■ **What the task asks**: Collect every line of the listing below that contains the word "point".

----- Input material

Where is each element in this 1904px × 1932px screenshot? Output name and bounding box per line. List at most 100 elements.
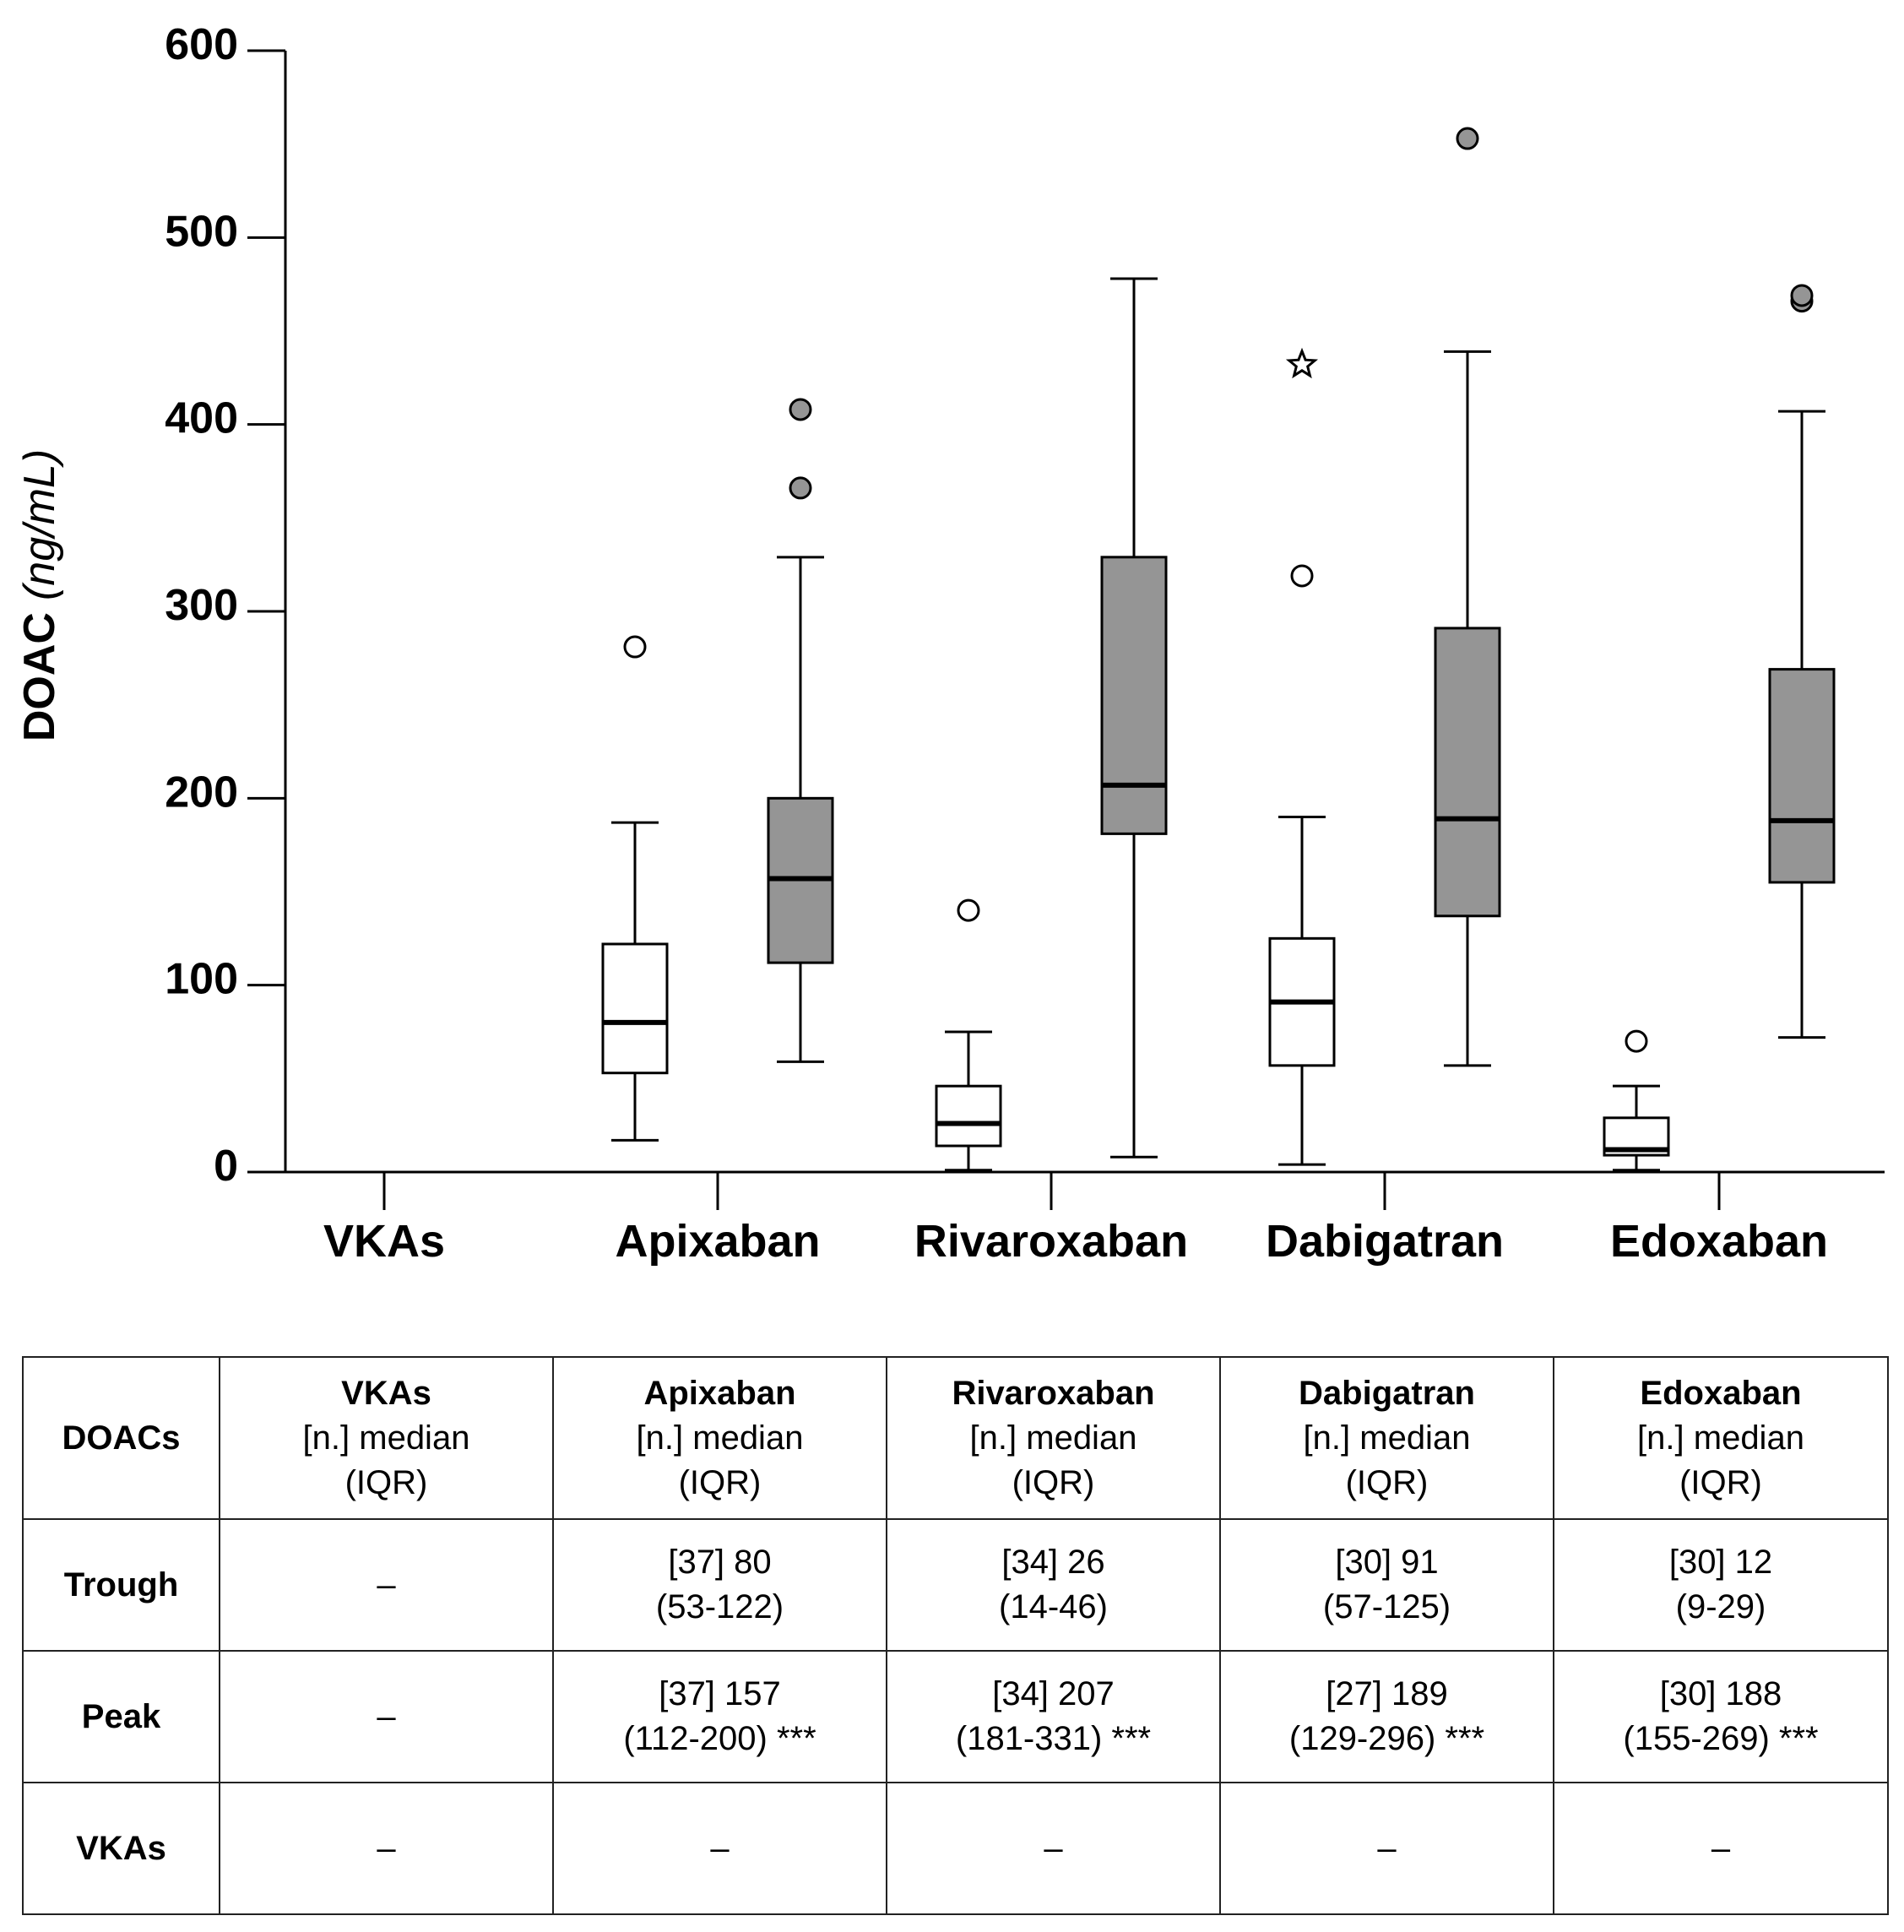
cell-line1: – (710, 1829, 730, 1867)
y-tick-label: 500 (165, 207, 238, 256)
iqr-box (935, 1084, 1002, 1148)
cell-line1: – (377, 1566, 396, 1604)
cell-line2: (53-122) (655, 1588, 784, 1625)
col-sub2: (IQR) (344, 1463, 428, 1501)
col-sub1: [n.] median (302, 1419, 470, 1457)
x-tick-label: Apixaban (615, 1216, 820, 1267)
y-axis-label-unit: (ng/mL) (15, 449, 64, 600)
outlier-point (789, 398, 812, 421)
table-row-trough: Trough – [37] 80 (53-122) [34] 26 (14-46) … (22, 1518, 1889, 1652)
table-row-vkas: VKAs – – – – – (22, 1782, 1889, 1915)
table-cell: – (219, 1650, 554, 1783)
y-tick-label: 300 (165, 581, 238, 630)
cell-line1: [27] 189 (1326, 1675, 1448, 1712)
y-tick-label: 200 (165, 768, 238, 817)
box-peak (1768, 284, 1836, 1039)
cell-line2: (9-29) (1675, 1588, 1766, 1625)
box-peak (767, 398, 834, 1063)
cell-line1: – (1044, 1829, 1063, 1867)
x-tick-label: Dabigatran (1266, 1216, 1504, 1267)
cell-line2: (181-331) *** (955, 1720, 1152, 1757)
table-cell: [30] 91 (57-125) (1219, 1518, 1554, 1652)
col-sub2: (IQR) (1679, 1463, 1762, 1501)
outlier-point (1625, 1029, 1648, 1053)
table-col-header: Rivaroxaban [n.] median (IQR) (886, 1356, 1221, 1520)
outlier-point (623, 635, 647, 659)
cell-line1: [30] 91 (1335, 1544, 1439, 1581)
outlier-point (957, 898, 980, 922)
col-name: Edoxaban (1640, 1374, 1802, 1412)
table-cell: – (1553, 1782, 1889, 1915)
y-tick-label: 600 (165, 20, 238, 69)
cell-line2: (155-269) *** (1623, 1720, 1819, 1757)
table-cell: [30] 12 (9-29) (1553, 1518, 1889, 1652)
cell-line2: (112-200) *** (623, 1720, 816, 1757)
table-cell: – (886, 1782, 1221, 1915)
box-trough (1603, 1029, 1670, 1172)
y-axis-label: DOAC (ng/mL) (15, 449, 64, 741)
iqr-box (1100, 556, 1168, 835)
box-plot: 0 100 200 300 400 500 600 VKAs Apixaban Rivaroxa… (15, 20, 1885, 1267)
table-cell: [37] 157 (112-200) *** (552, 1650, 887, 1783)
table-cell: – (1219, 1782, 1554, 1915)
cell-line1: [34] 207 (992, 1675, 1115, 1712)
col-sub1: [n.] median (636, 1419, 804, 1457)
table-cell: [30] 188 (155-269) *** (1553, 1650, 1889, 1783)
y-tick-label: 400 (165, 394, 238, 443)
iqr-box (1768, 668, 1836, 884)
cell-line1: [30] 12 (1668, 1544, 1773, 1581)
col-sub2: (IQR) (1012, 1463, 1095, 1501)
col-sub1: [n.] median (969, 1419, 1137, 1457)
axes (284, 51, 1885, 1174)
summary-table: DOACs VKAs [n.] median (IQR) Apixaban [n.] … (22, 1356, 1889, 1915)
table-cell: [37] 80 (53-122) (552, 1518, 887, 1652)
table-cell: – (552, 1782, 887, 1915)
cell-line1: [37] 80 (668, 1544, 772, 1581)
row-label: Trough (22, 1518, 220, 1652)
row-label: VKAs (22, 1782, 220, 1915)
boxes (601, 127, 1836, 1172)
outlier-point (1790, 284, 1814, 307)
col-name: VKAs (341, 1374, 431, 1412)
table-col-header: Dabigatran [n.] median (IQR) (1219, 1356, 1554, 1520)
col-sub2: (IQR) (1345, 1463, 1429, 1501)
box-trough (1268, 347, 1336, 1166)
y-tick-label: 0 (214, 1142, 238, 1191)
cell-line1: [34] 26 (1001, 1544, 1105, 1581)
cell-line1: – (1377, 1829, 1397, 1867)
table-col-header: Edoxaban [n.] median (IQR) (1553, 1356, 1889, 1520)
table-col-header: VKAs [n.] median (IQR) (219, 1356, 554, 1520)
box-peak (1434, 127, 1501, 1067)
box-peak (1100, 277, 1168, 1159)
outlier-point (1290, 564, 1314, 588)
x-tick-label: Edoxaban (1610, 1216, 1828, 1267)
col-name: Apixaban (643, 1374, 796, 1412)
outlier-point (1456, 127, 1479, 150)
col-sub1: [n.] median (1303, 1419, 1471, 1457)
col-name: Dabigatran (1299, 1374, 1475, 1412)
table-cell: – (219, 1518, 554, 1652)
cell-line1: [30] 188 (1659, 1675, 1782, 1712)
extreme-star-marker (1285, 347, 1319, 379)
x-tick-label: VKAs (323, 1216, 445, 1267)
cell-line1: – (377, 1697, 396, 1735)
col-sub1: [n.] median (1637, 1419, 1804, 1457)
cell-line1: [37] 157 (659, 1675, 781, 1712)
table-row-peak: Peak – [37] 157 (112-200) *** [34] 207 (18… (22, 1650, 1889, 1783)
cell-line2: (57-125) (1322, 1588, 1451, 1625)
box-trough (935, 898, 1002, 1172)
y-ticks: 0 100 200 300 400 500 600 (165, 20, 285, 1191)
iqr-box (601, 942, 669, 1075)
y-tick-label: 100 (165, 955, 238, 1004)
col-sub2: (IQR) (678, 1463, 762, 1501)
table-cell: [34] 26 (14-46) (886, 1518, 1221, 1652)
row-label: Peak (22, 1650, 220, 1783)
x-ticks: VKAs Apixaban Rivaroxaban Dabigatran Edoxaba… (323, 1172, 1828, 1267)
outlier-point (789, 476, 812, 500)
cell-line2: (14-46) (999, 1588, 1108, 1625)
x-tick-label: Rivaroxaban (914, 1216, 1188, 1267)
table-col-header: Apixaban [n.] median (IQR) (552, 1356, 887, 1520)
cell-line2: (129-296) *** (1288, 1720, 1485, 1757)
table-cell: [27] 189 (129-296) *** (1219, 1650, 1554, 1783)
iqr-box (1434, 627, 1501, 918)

----------

■ **Solution to this exercise**:
outlier-point (789, 398, 812, 421)
outlier-point (1625, 1029, 1648, 1053)
outlier-point (623, 635, 647, 659)
outlier-point (957, 898, 980, 922)
outlier-point (1790, 284, 1814, 307)
outlier-point (1290, 564, 1314, 588)
outlier-point (1456, 127, 1479, 150)
outlier-point (789, 476, 812, 500)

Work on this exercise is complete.